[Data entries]
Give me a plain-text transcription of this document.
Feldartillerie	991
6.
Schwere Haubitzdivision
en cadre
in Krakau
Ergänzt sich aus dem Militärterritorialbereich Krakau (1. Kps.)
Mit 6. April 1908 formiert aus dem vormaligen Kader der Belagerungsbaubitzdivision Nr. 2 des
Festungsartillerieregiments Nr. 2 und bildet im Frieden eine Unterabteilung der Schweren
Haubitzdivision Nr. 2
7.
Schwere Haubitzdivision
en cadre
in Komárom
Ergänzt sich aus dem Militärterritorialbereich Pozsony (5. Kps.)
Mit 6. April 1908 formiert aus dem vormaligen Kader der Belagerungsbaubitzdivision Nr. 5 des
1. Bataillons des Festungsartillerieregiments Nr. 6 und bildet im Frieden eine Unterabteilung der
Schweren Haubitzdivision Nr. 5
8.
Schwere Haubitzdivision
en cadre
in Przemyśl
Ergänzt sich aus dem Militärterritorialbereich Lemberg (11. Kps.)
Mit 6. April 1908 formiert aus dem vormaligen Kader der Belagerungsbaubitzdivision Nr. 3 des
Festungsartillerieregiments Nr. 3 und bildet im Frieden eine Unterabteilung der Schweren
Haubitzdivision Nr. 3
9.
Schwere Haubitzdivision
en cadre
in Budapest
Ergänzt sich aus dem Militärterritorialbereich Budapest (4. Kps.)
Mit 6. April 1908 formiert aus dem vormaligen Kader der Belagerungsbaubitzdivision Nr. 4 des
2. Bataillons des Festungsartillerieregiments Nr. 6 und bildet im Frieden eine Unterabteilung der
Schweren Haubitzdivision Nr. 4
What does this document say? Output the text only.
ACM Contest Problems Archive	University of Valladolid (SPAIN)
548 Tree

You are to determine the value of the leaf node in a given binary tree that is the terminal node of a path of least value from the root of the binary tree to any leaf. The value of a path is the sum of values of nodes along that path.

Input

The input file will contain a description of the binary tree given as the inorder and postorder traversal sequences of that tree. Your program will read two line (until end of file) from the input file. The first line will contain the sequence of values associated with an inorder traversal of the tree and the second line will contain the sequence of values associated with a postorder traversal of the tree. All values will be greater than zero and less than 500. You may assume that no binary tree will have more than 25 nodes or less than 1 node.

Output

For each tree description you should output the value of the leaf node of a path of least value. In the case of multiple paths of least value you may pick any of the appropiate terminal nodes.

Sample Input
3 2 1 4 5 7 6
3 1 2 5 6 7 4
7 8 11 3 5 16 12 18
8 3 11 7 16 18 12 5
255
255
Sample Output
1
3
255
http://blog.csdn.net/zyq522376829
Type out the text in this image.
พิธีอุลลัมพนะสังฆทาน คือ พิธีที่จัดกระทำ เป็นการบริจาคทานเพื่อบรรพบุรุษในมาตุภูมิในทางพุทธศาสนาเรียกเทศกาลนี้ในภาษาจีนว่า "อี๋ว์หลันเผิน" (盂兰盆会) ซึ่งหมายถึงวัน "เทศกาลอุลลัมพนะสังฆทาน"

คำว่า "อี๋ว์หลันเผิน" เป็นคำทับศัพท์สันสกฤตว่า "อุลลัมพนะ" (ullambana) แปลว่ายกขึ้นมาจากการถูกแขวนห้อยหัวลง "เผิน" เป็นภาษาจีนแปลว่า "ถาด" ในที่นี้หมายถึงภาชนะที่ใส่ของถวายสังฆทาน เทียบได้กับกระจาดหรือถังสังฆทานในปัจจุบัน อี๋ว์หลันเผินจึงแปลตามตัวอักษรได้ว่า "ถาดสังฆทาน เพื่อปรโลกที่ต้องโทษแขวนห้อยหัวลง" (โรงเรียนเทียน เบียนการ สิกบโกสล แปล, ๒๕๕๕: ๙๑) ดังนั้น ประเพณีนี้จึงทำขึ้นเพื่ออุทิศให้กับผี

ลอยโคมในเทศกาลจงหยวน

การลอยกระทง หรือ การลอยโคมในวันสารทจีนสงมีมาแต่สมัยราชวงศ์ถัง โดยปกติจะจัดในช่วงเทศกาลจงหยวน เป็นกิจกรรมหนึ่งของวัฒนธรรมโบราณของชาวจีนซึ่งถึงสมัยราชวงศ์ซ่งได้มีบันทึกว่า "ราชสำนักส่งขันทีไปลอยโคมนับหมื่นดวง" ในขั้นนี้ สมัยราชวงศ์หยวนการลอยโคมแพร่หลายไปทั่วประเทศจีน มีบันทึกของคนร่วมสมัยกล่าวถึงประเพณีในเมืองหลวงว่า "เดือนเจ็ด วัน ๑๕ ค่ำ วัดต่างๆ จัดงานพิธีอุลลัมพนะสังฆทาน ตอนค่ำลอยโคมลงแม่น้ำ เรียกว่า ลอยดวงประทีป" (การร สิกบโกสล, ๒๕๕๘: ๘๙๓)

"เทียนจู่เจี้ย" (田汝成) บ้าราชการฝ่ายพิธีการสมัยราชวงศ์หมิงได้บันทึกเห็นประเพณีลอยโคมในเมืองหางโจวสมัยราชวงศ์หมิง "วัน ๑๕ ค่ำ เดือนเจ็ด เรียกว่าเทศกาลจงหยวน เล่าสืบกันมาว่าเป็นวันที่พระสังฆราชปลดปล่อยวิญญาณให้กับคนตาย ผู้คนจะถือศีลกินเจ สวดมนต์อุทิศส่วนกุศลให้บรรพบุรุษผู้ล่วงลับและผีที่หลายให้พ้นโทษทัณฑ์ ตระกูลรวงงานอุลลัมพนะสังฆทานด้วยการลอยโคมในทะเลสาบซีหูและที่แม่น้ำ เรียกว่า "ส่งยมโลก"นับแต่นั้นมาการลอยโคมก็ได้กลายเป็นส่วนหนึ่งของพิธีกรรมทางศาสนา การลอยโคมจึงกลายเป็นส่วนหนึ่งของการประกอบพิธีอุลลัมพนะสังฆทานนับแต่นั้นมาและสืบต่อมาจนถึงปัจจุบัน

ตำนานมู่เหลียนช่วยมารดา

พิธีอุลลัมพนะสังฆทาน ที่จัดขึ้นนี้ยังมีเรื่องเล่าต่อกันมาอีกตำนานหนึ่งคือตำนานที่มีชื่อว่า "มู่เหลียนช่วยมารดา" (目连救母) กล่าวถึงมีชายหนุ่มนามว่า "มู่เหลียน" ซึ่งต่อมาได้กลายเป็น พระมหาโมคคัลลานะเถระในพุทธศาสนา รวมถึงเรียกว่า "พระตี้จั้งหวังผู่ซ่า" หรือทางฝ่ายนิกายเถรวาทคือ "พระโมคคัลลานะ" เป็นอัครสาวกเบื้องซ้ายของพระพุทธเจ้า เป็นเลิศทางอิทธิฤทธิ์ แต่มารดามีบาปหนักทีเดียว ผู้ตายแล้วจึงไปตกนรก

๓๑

▶ Exercise brief:
Every line in the data that holds "Kader" should be copied out.

▶ The answer:
Mit 6. April 1908 formiert aus dem vormaligen Kader der Belagerungsbaubitzdivision Nr. 2 des
Mit 6. April 1908 formiert aus dem vormaligen Kader der Belagerungsbaubitzdivision Nr. 5 des
Mit 6. April 1908 formiert aus dem vormaligen Kader der Belagerungsbaubitzdivision Nr. 3 des
Mit 6. April 1908 formiert aus dem vormaligen Kader der Belagerungsbaubitzdivision Nr. 4 des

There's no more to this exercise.